Stored data
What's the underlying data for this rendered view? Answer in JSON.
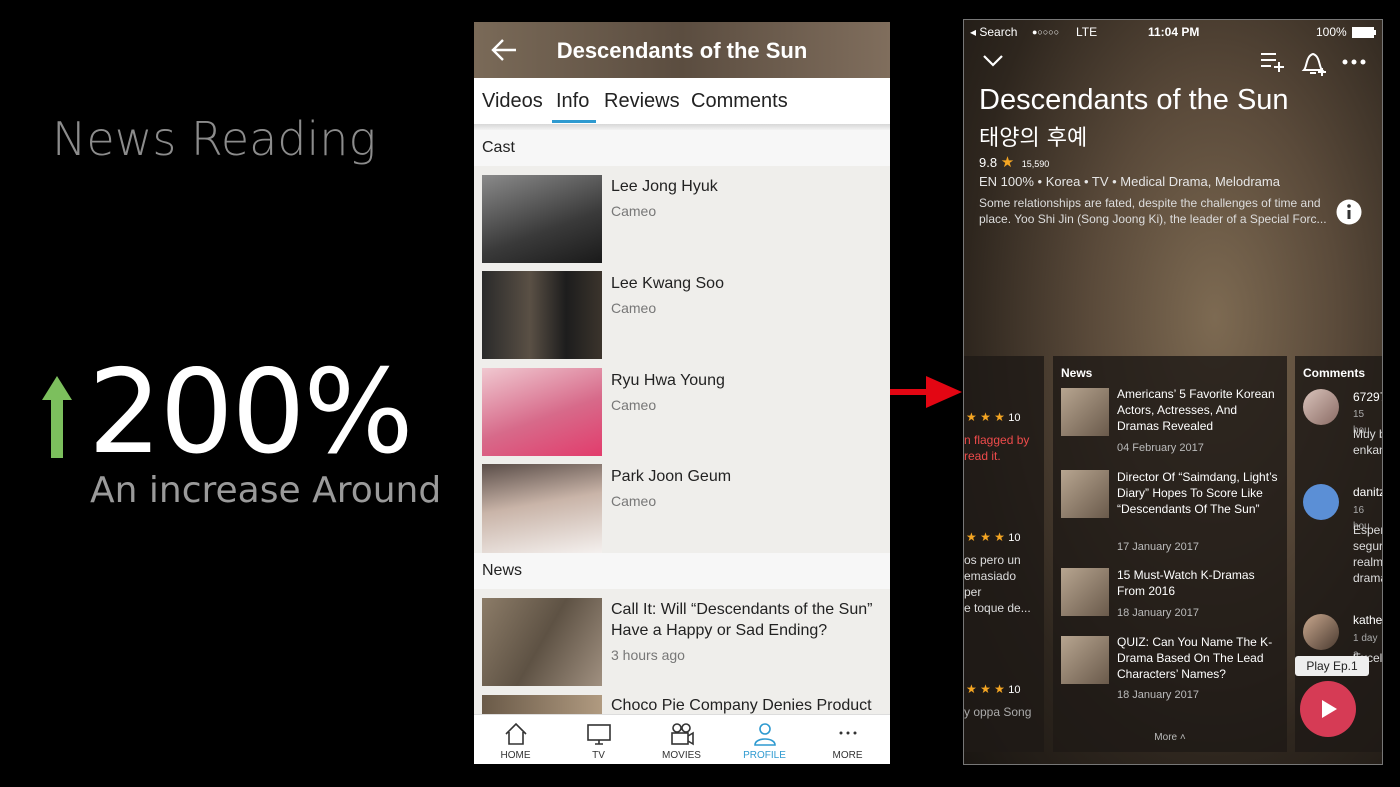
{
  "slide": {
    "heading": "News Reading",
    "stat": "200%",
    "stat_caption": "An increase Around"
  },
  "colors": {
    "accent_green": "#7cbf5d",
    "accent_red": "#e30613",
    "tab_blue": "#2e9ad0",
    "play_red": "#d63b55"
  },
  "old_app": {
    "title": "Descendants of the Sun",
    "tabs": [
      {
        "label": "Videos"
      },
      {
        "label": "Info"
      },
      {
        "label": "Reviews"
      },
      {
        "label": "Comments"
      }
    ],
    "active_tab": "Info",
    "cast_header": "Cast",
    "cast": [
      {
        "name": "Lee Jong Hyuk",
        "role": "Cameo"
      },
      {
        "name": "Lee Kwang Soo",
        "role": "Cameo"
      },
      {
        "name": "Ryu Hwa Young",
        "role": "Cameo"
      },
      {
        "name": "Park Joon Geum",
        "role": "Cameo"
      }
    ],
    "news_header": "News",
    "news": [
      {
        "title": "Call It: Will “Descendants of the Sun” Have a Happy or Sad Ending?",
        "time": "3 hours ago"
      },
      {
        "title": "Choco Pie Company Denies Product",
        "time": ""
      }
    ],
    "nav": [
      {
        "label": "HOME",
        "icon": "home-icon"
      },
      {
        "label": "TV",
        "icon": "tv-icon"
      },
      {
        "label": "MOVIES",
        "icon": "movies-icon"
      },
      {
        "label": "PROFILE",
        "icon": "profile-icon"
      },
      {
        "label": "MORE",
        "icon": "more-icon"
      }
    ]
  },
  "new_app": {
    "status": {
      "back": "Search",
      "signal": "●○○○○",
      "network": "LTE",
      "time": "11:04 PM",
      "battery": "100%"
    },
    "title": "Descendants of the Sun",
    "korean_title": "태양의 후예",
    "rating": "9.8",
    "rating_count": "15,590",
    "meta": "EN 100% • Korea • TV • Medical Drama, Melodrama",
    "description": "Some relationships are fated, despite the challenges of time and place. Yoo Shi Jin (Song Joong Ki), the leader of a Special Forc...",
    "left_card": {
      "items": [
        {
          "stars": "★ ★ ★",
          "score": "10",
          "text": "n flagged by\nread it."
        },
        {
          "stars": "★ ★ ★",
          "score": "10",
          "text": "os pero un\nemasiado\nper\ne toque de..."
        },
        {
          "stars": "★ ★ ★",
          "score": "10",
          "text": "y oppa Song"
        }
      ]
    },
    "news_card": {
      "header": "News",
      "items": [
        {
          "title": "Americans’ 5 Favorite Korean Actors, Actresses, And Dramas Revealed",
          "date": "04 February 2017"
        },
        {
          "title": "Director Of “Saimdang, Light’s Diary” Hopes To Score Like “Descendants Of The Sun”",
          "date": "17 January 2017"
        },
        {
          "title": "15 Must-Watch K-Dramas From 2016",
          "date": "18 January 2017"
        },
        {
          "title": "QUIZ: Can You Name The K-Drama Based On The Lead Characters’ Names?",
          "date": "18 January 2017"
        }
      ],
      "more": "More ˄"
    },
    "comments_card": {
      "header": "Comments",
      "items": [
        {
          "user": "67297",
          "time": "15 hou",
          "text": "Muy b\nenkan"
        },
        {
          "user": "danitz",
          "time": "16 hou",
          "text": "Esper\nsegur\nrealm\ndrama"
        },
        {
          "user": "kathe",
          "time": "1 day a",
          "text": "Excele"
        }
      ]
    },
    "play_label": "Play Ep.1"
  }
}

Problem to work on
Copy out the lines that hold "icon".

Final result
        "icon": "home-icon"
        "icon": "tv-icon"
        "icon": "movies-icon"
        "icon": "profile-icon"
        "icon": "more-icon"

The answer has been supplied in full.